## The records
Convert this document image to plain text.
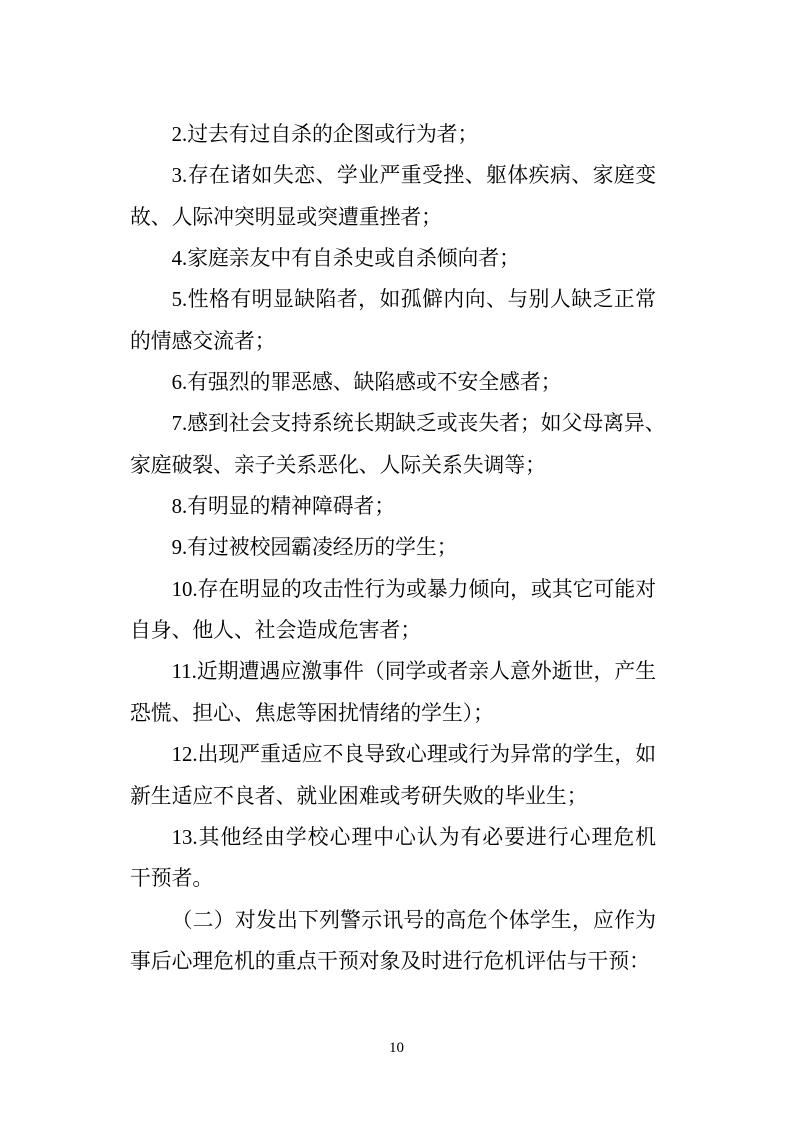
2.过去有过自杀的企图或行为者；
3.存在诸如失恋、学业严重受挫、躯体疾病、家庭变
故、人际冲突明显或突遭重挫者；
4.家庭亲友中有自杀史或自杀倾向者；
5.性格有明显缺陷者，如孤僻内向、与别人缺乏正常
的情感交流者；
6.有强烈的罪恶感、缺陷感或不安全感者；
7.感到社会支持系统长期缺乏或丧失者；如父母离异、
家庭破裂、亲子关系恶化、人际关系失调等；
8.有明显的精神障碍者；
9.有过被校园霸凌经历的学生；
10.存在明显的攻击性行为或暴力倾向，或其它可能对
自身、他人、社会造成危害者；
11.近期遭遇应激事件（同学或者亲人意外逝世，产生
恐慌、担心、焦虑等困扰情绪的学生）；
12.出现严重适应不良导致心理或行为异常的学生，如
新生适应不良者、就业困难或考研失败的毕业生；
13.其他经由学校心理中心认为有必要进行心理危机
干预者。
（二）对发出下列警示讯号的高危个体学生，应作为
事后心理危机的重点干预对象及时进行危机评估与干预：
10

## Exercise brief
Quote every line word for word and keep the images out of the copy.

## Exercise answer
Convert this document image to plain text.
2.过去有过自杀的企图或行为者；
3.存在诸如失恋、学业严重受挫、躯体疾病、家庭变
故、人际冲突明显或突遭重挫者；
4.家庭亲友中有自杀史或自杀倾向者；
5.性格有明显缺陷者，如孤僻内向、与别人缺乏正常
的情感交流者；
6.有强烈的罪恶感、缺陷感或不安全感者；
7.感到社会支持系统长期缺乏或丧失者；如父母离异、
家庭破裂、亲子关系恶化、人际关系失调等；
8.有明显的精神障碍者；
9.有过被校园霸凌经历的学生；
10.存在明显的攻击性行为或暴力倾向，或其它可能对
自身、他人、社会造成危害者；
11.近期遭遇应激事件（同学或者亲人意外逝世，产生
恐慌、担心、焦虑等困扰情绪的学生）；
12.出现严重适应不良导致心理或行为异常的学生，如
新生适应不良者、就业困难或考研失败的毕业生；
13.其他经由学校心理中心认为有必要进行心理危机
干预者。
（二）对发出下列警示讯号的高危个体学生，应作为
事后心理危机的重点干预对象及时进行危机评估与干预：
10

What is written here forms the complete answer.